Instructions to follow
Copy every line of the data in which the word "APSR" occurs.

(A run of records)

■ ■ ■ ■ ■

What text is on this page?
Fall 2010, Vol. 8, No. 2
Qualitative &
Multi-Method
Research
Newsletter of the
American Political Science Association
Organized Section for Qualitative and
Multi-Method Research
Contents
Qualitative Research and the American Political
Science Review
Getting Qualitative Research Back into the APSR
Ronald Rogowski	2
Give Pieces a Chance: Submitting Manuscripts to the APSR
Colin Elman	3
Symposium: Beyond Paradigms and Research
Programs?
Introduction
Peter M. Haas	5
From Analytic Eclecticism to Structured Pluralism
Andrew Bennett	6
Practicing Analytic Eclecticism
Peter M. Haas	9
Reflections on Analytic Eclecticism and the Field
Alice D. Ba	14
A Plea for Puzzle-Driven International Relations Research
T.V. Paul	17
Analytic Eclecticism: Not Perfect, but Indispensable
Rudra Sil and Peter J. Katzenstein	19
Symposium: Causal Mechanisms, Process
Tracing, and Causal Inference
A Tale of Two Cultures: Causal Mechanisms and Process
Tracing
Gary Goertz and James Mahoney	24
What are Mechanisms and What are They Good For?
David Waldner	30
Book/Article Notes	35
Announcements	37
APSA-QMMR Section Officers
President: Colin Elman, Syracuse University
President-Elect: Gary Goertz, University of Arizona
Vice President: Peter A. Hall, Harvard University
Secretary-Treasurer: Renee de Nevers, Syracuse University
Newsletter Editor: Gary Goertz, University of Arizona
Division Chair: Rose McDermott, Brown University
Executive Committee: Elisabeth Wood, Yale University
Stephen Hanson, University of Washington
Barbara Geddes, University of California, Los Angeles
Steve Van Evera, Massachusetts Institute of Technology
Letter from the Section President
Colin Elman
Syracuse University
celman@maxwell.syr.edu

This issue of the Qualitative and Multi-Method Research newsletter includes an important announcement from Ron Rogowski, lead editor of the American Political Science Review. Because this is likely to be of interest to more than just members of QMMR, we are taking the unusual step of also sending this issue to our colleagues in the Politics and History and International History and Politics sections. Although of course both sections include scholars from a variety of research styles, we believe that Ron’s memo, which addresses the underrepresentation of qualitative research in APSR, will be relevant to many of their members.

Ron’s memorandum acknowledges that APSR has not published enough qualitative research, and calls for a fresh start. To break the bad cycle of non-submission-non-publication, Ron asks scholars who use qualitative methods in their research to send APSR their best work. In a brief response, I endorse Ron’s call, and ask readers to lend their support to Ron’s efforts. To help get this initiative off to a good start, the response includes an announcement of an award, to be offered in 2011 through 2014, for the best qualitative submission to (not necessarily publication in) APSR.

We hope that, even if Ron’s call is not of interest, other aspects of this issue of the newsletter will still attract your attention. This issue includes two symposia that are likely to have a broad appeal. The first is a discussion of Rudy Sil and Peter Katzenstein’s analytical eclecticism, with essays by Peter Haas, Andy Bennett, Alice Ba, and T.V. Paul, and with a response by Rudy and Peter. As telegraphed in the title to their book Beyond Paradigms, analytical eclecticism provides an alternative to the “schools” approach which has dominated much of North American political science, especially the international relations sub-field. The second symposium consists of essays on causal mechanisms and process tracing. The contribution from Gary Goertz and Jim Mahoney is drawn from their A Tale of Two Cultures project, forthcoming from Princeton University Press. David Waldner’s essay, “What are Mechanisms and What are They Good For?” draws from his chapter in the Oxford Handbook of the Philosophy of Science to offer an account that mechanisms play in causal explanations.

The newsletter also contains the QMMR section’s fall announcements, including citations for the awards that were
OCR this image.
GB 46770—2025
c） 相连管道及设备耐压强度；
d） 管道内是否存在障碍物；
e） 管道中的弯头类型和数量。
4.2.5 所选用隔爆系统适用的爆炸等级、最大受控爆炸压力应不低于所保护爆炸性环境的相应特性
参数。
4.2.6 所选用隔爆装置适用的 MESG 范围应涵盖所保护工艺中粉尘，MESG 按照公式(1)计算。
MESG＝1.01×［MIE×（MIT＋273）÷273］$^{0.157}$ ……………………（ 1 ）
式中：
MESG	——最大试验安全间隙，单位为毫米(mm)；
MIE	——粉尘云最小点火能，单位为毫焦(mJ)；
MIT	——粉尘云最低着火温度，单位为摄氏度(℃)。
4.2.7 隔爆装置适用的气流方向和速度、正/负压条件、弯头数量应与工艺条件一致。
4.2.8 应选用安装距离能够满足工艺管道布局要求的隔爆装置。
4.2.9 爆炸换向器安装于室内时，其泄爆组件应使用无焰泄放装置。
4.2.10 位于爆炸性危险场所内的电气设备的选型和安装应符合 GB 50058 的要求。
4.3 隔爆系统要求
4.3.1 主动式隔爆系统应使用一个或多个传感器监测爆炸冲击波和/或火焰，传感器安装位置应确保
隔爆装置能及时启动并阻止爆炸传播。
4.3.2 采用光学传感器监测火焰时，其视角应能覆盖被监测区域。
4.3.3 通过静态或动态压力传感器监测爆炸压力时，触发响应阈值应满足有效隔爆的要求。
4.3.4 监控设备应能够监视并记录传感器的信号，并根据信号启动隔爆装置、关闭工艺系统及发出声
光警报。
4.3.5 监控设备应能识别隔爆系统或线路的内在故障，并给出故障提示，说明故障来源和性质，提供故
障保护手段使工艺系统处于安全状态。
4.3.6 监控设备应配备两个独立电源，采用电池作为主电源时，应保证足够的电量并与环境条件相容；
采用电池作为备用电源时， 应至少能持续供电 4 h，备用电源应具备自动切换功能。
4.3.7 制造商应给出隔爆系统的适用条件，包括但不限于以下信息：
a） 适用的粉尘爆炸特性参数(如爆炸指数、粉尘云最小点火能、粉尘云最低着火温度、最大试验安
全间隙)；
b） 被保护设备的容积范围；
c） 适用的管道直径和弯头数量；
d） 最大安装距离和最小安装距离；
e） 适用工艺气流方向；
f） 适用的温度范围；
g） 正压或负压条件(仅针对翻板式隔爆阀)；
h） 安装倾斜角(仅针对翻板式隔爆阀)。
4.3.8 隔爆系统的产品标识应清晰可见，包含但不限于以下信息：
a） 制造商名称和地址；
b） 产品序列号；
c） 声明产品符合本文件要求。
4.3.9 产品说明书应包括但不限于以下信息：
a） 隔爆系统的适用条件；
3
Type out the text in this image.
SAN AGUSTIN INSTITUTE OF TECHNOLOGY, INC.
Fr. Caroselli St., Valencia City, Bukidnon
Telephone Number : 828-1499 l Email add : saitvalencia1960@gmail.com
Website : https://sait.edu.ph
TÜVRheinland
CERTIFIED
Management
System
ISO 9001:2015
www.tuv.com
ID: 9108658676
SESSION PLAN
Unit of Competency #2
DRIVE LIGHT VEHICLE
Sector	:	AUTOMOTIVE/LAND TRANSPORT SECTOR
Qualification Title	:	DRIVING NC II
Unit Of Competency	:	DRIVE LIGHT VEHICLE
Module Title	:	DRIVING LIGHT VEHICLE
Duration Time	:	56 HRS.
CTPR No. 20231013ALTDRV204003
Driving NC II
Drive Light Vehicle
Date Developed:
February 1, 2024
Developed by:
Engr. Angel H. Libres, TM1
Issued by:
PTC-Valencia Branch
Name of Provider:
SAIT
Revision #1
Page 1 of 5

■ ■ ■ ■ ■

Solution
Getting Qualitative Research Back into the APSR
Give Pieces a Chance: Submitting Manuscripts to the APSR
This issue of the Qualitative and Multi-Method Research newsletter includes an important announcement from Ron Rogowski, lead editor of the American Political Science Review. Because this is likely to be of interest to more than just members of QMMR, we are taking the unusual step of also sending this issue to our colleagues in the Politics and History and International History and Politics sections. Although of course both sections include scholars from a variety of research styles, we believe that Ron’s memo, which addresses the underrepresentation of qualitative research in APSR, will be relevant to many of their members.
Ron’s memorandum acknowledges that APSR has not published enough qualitative research, and calls for a fresh start. To break the bad cycle of non-submission-non-publication, Ron asks scholars who use qualitative methods in their research to send APSR their best work. In a brief response, I endorse Ron’s call, and ask readers to lend their support to Ron’s efforts. To help get this initiative off to a good start, the response includes an announcement of an award, to be offered in 2011 through 2014, for the best qualitative submission to (not necessarily publication in) APSR.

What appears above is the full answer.